#### Stated goal
Each line should be copied exactly.

__________

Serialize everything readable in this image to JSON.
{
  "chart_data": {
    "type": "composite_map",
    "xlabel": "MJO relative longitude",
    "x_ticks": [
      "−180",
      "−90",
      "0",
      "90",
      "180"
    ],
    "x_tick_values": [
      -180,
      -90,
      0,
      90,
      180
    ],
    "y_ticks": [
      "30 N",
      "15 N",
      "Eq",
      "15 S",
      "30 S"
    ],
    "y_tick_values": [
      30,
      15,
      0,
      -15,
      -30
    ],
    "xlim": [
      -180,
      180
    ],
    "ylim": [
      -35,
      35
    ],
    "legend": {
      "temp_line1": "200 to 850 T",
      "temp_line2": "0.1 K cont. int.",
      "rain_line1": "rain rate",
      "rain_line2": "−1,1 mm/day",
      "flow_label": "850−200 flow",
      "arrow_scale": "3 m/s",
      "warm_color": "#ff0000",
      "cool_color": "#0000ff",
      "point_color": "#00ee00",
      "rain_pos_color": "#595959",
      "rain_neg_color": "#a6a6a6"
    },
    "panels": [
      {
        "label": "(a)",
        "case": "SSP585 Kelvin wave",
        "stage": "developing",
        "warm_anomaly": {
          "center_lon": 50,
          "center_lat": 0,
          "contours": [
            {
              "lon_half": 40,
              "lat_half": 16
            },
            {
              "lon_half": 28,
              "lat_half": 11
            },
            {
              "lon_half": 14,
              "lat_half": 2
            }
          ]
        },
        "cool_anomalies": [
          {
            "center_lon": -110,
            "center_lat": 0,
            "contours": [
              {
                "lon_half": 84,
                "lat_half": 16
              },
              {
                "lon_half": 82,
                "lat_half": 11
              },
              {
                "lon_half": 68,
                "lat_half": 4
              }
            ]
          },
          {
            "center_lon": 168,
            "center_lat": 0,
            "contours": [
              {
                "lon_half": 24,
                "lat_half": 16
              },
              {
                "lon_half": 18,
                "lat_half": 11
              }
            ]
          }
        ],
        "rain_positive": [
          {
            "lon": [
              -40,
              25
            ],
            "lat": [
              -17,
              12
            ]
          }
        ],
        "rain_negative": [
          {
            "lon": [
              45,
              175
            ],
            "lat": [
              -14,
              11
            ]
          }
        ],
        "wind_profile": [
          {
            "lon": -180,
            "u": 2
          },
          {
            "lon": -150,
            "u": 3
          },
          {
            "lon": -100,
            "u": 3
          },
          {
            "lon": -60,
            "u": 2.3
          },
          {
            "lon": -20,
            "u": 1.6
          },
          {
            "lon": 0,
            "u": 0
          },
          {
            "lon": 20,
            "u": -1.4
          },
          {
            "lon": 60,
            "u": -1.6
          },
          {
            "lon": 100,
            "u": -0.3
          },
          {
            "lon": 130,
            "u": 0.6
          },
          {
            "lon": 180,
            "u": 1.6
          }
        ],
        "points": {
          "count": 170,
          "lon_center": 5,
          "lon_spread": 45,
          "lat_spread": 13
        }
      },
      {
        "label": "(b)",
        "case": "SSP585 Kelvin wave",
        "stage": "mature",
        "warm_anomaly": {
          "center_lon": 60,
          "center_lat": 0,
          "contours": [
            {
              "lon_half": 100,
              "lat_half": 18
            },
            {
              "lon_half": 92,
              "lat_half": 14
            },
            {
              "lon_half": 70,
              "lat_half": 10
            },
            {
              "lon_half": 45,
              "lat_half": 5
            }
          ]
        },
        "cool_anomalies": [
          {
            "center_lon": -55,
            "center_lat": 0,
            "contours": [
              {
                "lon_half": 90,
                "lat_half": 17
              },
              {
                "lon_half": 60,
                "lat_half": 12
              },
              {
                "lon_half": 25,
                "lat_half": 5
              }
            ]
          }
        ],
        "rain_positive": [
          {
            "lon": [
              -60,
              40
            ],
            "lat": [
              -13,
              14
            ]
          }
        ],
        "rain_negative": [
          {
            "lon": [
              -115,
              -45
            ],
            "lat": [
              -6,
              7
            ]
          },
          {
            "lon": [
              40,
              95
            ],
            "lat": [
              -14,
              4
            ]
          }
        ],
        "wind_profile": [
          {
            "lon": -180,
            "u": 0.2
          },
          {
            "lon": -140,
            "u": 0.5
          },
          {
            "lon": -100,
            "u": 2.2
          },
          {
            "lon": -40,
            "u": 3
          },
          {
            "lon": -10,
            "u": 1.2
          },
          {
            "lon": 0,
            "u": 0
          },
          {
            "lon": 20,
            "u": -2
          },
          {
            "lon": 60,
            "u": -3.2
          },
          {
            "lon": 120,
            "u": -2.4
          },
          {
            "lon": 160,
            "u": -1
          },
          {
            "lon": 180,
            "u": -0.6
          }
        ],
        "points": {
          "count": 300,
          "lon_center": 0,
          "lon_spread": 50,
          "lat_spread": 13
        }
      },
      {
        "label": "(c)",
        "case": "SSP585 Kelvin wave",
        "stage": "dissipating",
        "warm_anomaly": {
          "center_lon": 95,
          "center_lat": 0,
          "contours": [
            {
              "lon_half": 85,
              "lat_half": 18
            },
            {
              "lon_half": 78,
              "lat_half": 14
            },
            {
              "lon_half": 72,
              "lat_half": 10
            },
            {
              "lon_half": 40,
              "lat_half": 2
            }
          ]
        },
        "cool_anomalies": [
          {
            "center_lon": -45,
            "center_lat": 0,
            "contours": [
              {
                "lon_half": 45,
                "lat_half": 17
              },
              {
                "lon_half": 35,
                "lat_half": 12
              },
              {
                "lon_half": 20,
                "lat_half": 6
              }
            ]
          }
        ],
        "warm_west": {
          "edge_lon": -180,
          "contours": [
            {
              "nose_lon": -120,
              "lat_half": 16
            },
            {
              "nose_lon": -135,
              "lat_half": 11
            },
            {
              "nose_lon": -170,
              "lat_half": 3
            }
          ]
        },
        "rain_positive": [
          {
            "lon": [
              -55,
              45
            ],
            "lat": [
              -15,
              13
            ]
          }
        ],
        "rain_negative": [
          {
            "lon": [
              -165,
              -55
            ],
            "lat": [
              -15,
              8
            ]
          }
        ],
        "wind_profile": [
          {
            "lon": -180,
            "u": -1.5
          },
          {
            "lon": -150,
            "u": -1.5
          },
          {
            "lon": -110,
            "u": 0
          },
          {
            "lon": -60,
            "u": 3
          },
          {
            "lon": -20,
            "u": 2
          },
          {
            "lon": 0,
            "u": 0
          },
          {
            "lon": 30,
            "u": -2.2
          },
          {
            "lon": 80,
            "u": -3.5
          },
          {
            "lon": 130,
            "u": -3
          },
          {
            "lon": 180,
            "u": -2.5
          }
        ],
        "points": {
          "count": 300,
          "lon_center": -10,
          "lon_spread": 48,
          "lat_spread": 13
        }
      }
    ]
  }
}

__________

#### Written answer
Serialize everything readable in this image to JSON.
{
  "chart_data": {
    "type": "composite_map",
    "xlabel": "MJO relative longitude",
    "x_ticks": [
      "−180",
      "−90",
      "0",
      "90",
      "180"
    ],
    "x_tick_values": [
      -180,
      -90,
      0,
      90,
      180
    ],
    "y_ticks": [
      "30 N",
      "15 N",
      "Eq",
      "15 S",
      "30 S"
    ],
    "y_tick_values": [
      30,
      15,
      0,
      -15,
      -30
    ],
    "xlim": [
      -180,
      180
    ],
    "ylim": [
      -35,
      35
    ],
    "legend": {
      "temp_line1": "200 to 850 T",
      "temp_line2": "0.1 K cont. int.",
      "rain_line1": "rain rate",
      "rain_line2": "−1,1 mm/day",
      "flow_label": "850−200 flow",
      "arrow_scale": "3 m/s",
      "warm_color": "#ff0000",
      "cool_color": "#0000ff",
      "point_color": "#00ee00",
      "rain_pos_color": "#595959",
      "rain_neg_color": "#a6a6a6"
    },
    "panels": [
      {
        "label": "(a)",
        "case": "SSP585 Kelvin wave",
        "stage": "developing",
        "warm_anomaly": {
          "center_lon": 50,
          "center_lat": 0,
          "contours": [
            {
              "lon_half": 40,
              "lat_half": 16
            },
            {
              "lon_half": 28,
              "lat_half": 11
            },
            {
              "lon_half": 14,
              "lat_half": 2
            }
          ]
        },
        "cool_anomalies": [
          {
            "center_lon": -110,
            "center_lat": 0,
            "contours": [
              {
                "lon_half": 84,
                "lat_half": 16
              },
              {
                "lon_half": 82,
                "lat_half": 11
              },
              {
                "lon_half": 68,
                "lat_half": 4
              }
            ]
          },
          {
            "center_lon": 168,
            "center_lat": 0,
            "contours": [
              {
                "lon_half": 24,
                "lat_half": 16
              },
              {
                "lon_half": 18,
                "lat_half": 11
              }
            ]
          }
        ],
        "rain_positive": [
          {
            "lon": [
              -40,
              25
            ],
            "lat": [
              -17,
              12
            ]
          }
        ],
        "rain_negative": [
          {
            "lon": [
              45,
              175
            ],
            "lat": [
              -14,
              11
            ]
          }
        ],
        "wind_profile": [
          {
            "lon": -180,
            "u": 2
          },
          {
            "lon": -150,
            "u": 3
          },
          {
            "lon": -100,
            "u": 3
          },
          {
            "lon": -60,
            "u": 2.3
          },
          {
            "lon": -20,
            "u": 1.6
          },
          {
            "lon": 0,
            "u": 0
          },
          {
            "lon": 20,
            "u": -1.4
          },
          {
            "lon": 60,
            "u": -1.6
          },
          {
            "lon": 100,
            "u": -0.3
          },
          {
            "lon": 130,
            "u": 0.6
          },
          {
            "lon": 180,
            "u": 1.6
          }
        ],
        "points": {
          "count": 170,
          "lon_center": 5,
          "lon_spread": 45,
          "lat_spread": 13
        }
      },
      {
        "label": "(b)",
        "case": "SSP585 Kelvin wave",
        "stage": "mature",
        "warm_anomaly": {
          "center_lon": 60,
          "center_lat": 0,
          "contours": [
            {
              "lon_half": 100,
              "lat_half": 18
            },
            {
              "lon_half": 92,
              "lat_half": 14
            },
            {
              "lon_half": 70,
              "lat_half": 10
            },
            {
              "lon_half": 45,
              "lat_half": 5
            }
          ]
        },
        "cool_anomalies": [
          {
            "center_lon": -55,
            "center_lat": 0,
            "contours": [
              {
                "lon_half": 90,
                "lat_half": 17
              },
              {
                "lon_half": 60,
                "lat_half": 12
              },
              {
                "lon_half": 25,
                "lat_half": 5
              }
            ]
          }
        ],
        "rain_positive": [
          {
            "lon": [
              -60,
              40
            ],
            "lat": [
              -13,
              14
            ]
          }
        ],
        "rain_negative": [
          {
            "lon": [
              -115,
              -45
            ],
            "lat": [
              -6,
              7
            ]
          },
          {
            "lon": [
              40,
              95
            ],
            "lat": [
              -14,
              4
            ]
          }
        ],
        "wind_profile": [
          {
            "lon": -180,
            "u": 0.2
          },
          {
            "lon": -140,
            "u": 0.5
          },
          {
            "lon": -100,
            "u": 2.2
          },
          {
            "lon": -40,
            "u": 3
          },
          {
            "lon": -10,
            "u": 1.2
          },
          {
            "lon": 0,
            "u": 0
          },
          {
            "lon": 20,
            "u": -2
          },
          {
            "lon": 60,
            "u": -3.2
          },
          {
            "lon": 120,
            "u": -2.4
          },
          {
            "lon": 160,
            "u": -1
          },
          {
            "lon": 180,
            "u": -0.6
          }
        ],
        "points": {
          "count": 300,
          "lon_center": 0,
          "lon_spread": 50,
          "lat_spread": 13
        }
      },
      {
        "label": "(c)",
        "case": "SSP585 Kelvin wave",
        "stage": "dissipating",
        "warm_anomaly": {
          "center_lon": 95,
          "center_lat": 0,
          "contours": [
            {
              "lon_half": 85,
              "lat_half": 18
            },
            {
              "lon_half": 78,
              "lat_half": 14
            },
            {
              "lon_half": 72,
              "lat_half": 10
            },
            {
              "lon_half": 40,
              "lat_half": 2
            }
          ]
        },
        "cool_anomalies": [
          {
            "center_lon": -45,
            "center_lat": 0,
            "contours": [
              {
                "lon_half": 45,
                "lat_half": 17
              },
              {
                "lon_half": 35,
                "lat_half": 12
              },
              {
                "lon_half": 20,
                "lat_half": 6
              }
            ]
          }
        ],
        "warm_west": {
          "edge_lon": -180,
          "contours": [
            {
              "nose_lon": -120,
              "lat_half": 16
            },
            {
              "nose_lon": -135,
              "lat_half": 11
            },
            {
              "nose_lon": -170,
              "lat_half": 3
            }
          ]
        },
        "rain_positive": [
          {
            "lon": [
              -55,
              45
            ],
            "lat": [
              -15,
              13
            ]
          }
        ],
        "rain_negative": [
          {
            "lon": [
              -165,
              -55
            ],
            "lat": [
              -15,
              8
            ]
          }
        ],
        "wind_profile": [
          {
            "lon": -180,
            "u": -1.5
          },
          {
            "lon": -150,
            "u": -1.5
          },
          {
            "lon": -110,
            "u": 0
          },
          {
            "lon": -60,
            "u": 3
          },
          {
            "lon": -20,
            "u": 2
          },
          {
            "lon": 0,
            "u": 0
          },
          {
            "lon": 30,
            "u": -2.2
          },
          {
            "lon": 80,
            "u": -3.5
          },
          {
            "lon": 130,
            "u": -3
          },
          {
            "lon": 180,
            "u": -2.5
          }
        ],
        "points": {
          "count": 300,
          "lon_center": -10,
          "lon_spread": 48,
          "lat_spread": 13
        }
      }
    ]
  }
}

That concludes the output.